[Text]:
Entries from September 1, 2011 - September 30, 2011

Friday
Sep302011

Update and One Year as a Pro (9/30/2011)

It’s been a while! 

Starting with the Borgata main event, I busted out midway through day 2 (no cash).  I went into the tournament thinking of it as an experience.  I was happy that I gave myself the opportunity to take a shot, even if it’s only once per year.  It was a disappointing finish, but yeah it’s just a tournament…

As for September, it was by far my worst monthly net result as a pro.  I think the downswing peaked out around 14 buy-ins.  The previous worst downswing I had was I don’t know maybe 6.  I didn’t think past 8 was really possible playing live poker, but I proved that wrong.  It’s tough to explain how it’s possible unless you go through it.  I had a stretch where I actually lost 17 out of 20 sessions (broken into 3-5 hours each).  My previous career worst was maybe 8 out of 10 losing sessions.  That was a 90 hour stretch where I basically couldn’t win a session.  Maybe something like 2 of the buy-ins were from playing sub-optimally, but most of it was running impossibly bad.  I mean shit like getting a stack in with a middle set and the dry flush draw gets there and holds up every time.  There were just countless situations where I got an entire stack in with the best of it and failed to hold up.

Things have finally seemed to stabilize during the last 10 days.  I’ve won around +2k during the last 55 hours, and won 11 out my past 15 sessions (broken into 3-5 hours each).  As always there were some massive suck-outs during that stretch as well, which prevented me from having a break-out session.  I wonder what a single week would be like if I didn’t lose a pot when I got my stack all in with the best of it and 70%+ equity?  What if I just won all three situations or some crazy bull-shit?  I wonder how that feels.  I think it’s becoming easier for me since I’ve never actually experienced a run good, I just never really expect it.  The “poker” I know is comparable to that miserable cheating bitch of a girl-friend who always lets me down in the worst possible way.  

I feel like the down-swing for the most part is over.  It still has lingering psychological effects that are not completely banished.  I have a shorter fuse.  A few nights ago I was up over $700.  In the span of an hour I proceeded to give back +$500 on total bull-shit.  I played everything correctly, it was a natural fluctuation.  But the point is it bothered me more than it would have before the down-swing.

[Challenge]:
Answer these questions about the poker blog post:
1. When did the writer bust out of the Borgata main event?
2. Around how many buy-ins did the September downswing peak?
3. How many of the past 15 sessions did the writer win?
The records that follow come from a separate source and are unrelated to the poker blog post.

(Records from a collection)

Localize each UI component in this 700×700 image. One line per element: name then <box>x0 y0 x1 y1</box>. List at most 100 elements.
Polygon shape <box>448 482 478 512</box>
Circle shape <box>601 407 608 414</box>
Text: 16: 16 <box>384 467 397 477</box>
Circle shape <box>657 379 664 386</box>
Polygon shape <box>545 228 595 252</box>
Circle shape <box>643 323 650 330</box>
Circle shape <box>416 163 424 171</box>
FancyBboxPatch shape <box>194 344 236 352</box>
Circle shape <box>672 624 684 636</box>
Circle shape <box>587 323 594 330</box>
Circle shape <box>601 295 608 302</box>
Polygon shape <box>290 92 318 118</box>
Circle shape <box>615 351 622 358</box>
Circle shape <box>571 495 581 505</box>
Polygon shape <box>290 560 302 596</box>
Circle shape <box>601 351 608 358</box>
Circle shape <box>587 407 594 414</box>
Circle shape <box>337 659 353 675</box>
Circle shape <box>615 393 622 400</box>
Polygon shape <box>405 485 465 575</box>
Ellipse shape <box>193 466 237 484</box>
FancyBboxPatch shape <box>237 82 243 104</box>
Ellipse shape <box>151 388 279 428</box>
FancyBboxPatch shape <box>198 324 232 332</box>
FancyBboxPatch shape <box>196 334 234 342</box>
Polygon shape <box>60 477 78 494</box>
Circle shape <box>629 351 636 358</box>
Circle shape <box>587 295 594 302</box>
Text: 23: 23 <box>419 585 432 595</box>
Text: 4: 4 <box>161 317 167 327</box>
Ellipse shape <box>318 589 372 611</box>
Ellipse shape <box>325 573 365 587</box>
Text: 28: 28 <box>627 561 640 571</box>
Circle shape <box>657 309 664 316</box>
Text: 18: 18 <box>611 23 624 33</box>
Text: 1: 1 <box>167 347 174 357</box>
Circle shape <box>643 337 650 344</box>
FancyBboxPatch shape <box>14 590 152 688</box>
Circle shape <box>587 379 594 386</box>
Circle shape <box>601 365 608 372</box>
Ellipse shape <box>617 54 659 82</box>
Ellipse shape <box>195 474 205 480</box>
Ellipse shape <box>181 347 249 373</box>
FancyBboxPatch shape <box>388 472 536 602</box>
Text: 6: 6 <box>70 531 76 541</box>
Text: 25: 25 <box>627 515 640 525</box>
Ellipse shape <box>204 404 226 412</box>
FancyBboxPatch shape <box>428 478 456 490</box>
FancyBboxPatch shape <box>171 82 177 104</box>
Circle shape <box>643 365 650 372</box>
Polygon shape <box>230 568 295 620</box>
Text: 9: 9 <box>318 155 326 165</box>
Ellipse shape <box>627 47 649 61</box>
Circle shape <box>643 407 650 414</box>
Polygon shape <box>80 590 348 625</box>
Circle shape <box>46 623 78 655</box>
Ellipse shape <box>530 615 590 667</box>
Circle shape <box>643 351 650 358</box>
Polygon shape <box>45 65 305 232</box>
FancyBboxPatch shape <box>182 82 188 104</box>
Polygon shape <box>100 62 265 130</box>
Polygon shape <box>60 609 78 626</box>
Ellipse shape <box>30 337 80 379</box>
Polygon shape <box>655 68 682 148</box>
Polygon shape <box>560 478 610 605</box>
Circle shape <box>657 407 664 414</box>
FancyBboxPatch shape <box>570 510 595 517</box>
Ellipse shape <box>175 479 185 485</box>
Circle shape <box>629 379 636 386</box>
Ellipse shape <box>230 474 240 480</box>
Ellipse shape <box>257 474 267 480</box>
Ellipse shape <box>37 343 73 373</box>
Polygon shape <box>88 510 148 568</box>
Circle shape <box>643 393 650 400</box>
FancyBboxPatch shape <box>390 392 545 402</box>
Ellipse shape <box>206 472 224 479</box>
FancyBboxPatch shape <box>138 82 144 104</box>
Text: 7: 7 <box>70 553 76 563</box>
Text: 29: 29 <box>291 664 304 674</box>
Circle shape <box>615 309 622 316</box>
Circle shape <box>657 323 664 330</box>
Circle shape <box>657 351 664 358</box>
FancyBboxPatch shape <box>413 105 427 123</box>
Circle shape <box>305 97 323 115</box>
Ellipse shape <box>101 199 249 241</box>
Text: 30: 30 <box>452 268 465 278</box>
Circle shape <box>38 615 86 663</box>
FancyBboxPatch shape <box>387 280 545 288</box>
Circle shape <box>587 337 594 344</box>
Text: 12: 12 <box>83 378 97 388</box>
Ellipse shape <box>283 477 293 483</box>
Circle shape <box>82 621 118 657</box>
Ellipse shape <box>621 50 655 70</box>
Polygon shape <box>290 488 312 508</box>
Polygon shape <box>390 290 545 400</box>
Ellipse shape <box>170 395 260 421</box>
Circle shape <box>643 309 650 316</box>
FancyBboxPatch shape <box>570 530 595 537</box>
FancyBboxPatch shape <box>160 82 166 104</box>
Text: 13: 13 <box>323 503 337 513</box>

[Response to the task]:
1. Midway through day 2.
2. Around 14 buy-ins.
3. 11.